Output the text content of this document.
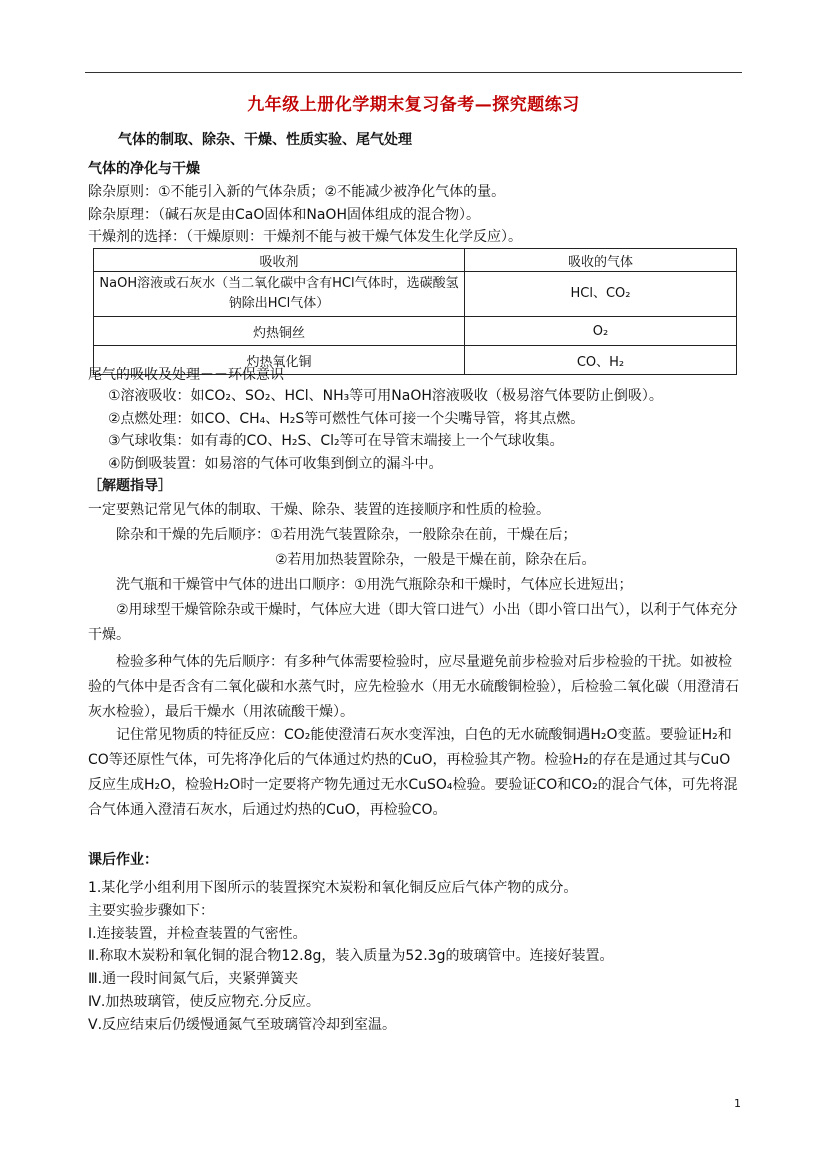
九年级上册化学期末复习备考—探究题练习
气体的制取、除杂、干燥、性质实验、尾气处理
气体的净化与干燥
除杂原则：①不能引入新的气体杂质；②不能减少被净化气体的量。
除杂原理：（碱石灰是由CaO固体和NaOH固体组成的混合物）。
干燥剂的选择：（干燥原则：干燥剂不能与被干燥气体发生化学反应）。
吸收剂	吸收的气体
NaOH溶液或石灰水（当二氧化碳中含有HCl气体时，选碳酸氢钠除出HCl气体）	HCl、CO₂
灼热铜丝	O₂
灼热氧化铜	CO、H₂
尾气的吸收及处理－－环保意识
①溶液吸收：如CO₂、SO₂、HCl、NH₃等可用NaOH溶液吸收（极易溶气体要防止倒吸）。
②点燃处理：如CO、CH₄、H₂S等可燃性气体可接一个尖嘴导管，将其点燃。
③气球收集：如有毒的CO、H₂S、Cl₂等可在导管末端接上一个气球收集。
④防倒吸装置：如易溶的气体可收集到倒立的漏斗中。
［解题指导］
一定要熟记常见气体的制取、干燥、除杂、装置的连接顺序和性质的检验。
除杂和干燥的先后顺序：①若用洗气装置除杂，一般除杂在前，干燥在后；
②若用加热装置除杂，一般是干燥在前，除杂在后。
洗气瓶和干燥管中气体的进出口顺序：①用洗气瓶除杂和干燥时，气体应长进短出；
②用球型干燥管除杂或干燥时，气体应大进（即大管口进气）小出（即小管口出气），以利于气体充分干燥。
检验多种气体的先后顺序：有多种气体需要检验时，应尽量避免前步检验对后步检验的干扰。如被检验的气体中是否含有二氧化碳和水蒸气时，应先检验水（用无水硫酸铜检验），后检验二氧化碳（用澄清石灰水检验），最后干燥水（用浓硫酸干燥）。
记住常见物质的特征反应：CO₂能使澄清石灰水变浑浊，白色的无水硫酸铜遇H₂O变蓝。要验证H₂和CO等还原性气体，可先将净化后的气体通过灼热的CuO，再检验其产物。检验H₂的存在是通过其与CuO反应生成H₂O，检验H₂O时一定要将产物先通过无水CuSO₄检验。要验证CO和CO₂的混合气体，可先将混合气体通入澄清石灰水，后通过灼热的CuO，再检验CO。
课后作业：
1.某化学小组利用下图所示的装置探究木炭粉和氧化铜反应后气体产物的成分。
主要实验步骤如下：
Ⅰ.连接装置，并检查装置的气密性。
Ⅱ.称取木炭粉和氧化铜的混合物12.8g，装入质量为52.3g的玻璃管中。连接好装置。
Ⅲ.通一段时间氮气后，夹紧弹簧夹
Ⅳ.加热玻璃管，使反应物充.分反应。
Ⅴ.反应结束后仍缓慢通氮气至玻璃管冷却到室温。
1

************

JOB:
Copy the records above exactly. The pictures are not part of the copy.

SOLUTION:
Output the text content of this document.
九年级上册化学期末复习备考—探究题练习
气体的制取、除杂、干燥、性质实验、尾气处理
气体的净化与干燥
除杂原则：①不能引入新的气体杂质；②不能减少被净化气体的量。
除杂原理：（碱石灰是由CaO固体和NaOH固体组成的混合物）。
干燥剂的选择：（干燥原则：干燥剂不能与被干燥气体发生化学反应）。
吸收剂	吸收的气体
NaOH溶液或石灰水（当二氧化碳中含有HCl气体时，选碳酸氢钠除出HCl气体）	HCl、CO₂
灼热铜丝	O₂
灼热氧化铜	CO、H₂
尾气的吸收及处理－－环保意识
①溶液吸收：如CO₂、SO₂、HCl、NH₃等可用NaOH溶液吸收（极易溶气体要防止倒吸）。
②点燃处理：如CO、CH₄、H₂S等可燃性气体可接一个尖嘴导管，将其点燃。
③气球收集：如有毒的CO、H₂S、Cl₂等可在导管末端接上一个气球收集。
④防倒吸装置：如易溶的气体可收集到倒立的漏斗中。
［解题指导］
一定要熟记常见气体的制取、干燥、除杂、装置的连接顺序和性质的检验。
除杂和干燥的先后顺序：①若用洗气装置除杂，一般除杂在前，干燥在后；
②若用加热装置除杂，一般是干燥在前，除杂在后。
洗气瓶和干燥管中气体的进出口顺序：①用洗气瓶除杂和干燥时，气体应长进短出；
②用球型干燥管除杂或干燥时，气体应大进（即大管口进气）小出（即小管口出气），以利于气体充分干燥。
检验多种气体的先后顺序：有多种气体需要检验时，应尽量避免前步检验对后步检验的干扰。如被检验的气体中是否含有二氧化碳和水蒸气时，应先检验水（用无水硫酸铜检验），后检验二氧化碳（用澄清石灰水检验），最后干燥水（用浓硫酸干燥）。
记住常见物质的特征反应：CO₂能使澄清石灰水变浑浊，白色的无水硫酸铜遇H₂O变蓝。要验证H₂和CO等还原性气体，可先将净化后的气体通过灼热的CuO，再检验其产物。检验H₂的存在是通过其与CuO反应生成H₂O，检验H₂O时一定要将产物先通过无水CuSO₄检验。要验证CO和CO₂的混合气体，可先将混合气体通入澄清石灰水，后通过灼热的CuO，再检验CO。
课后作业：
1.某化学小组利用下图所示的装置探究木炭粉和氧化铜反应后气体产物的成分。
主要实验步骤如下：
Ⅰ.连接装置，并检查装置的气密性。
Ⅱ.称取木炭粉和氧化铜的混合物12.8g，装入质量为52.3g的玻璃管中。连接好装置。
Ⅲ.通一段时间氮气后，夹紧弹簧夹
Ⅳ.加热玻璃管，使反应物充.分反应。
Ⅴ.反应结束后仍缓慢通氮气至玻璃管冷却到室温。
1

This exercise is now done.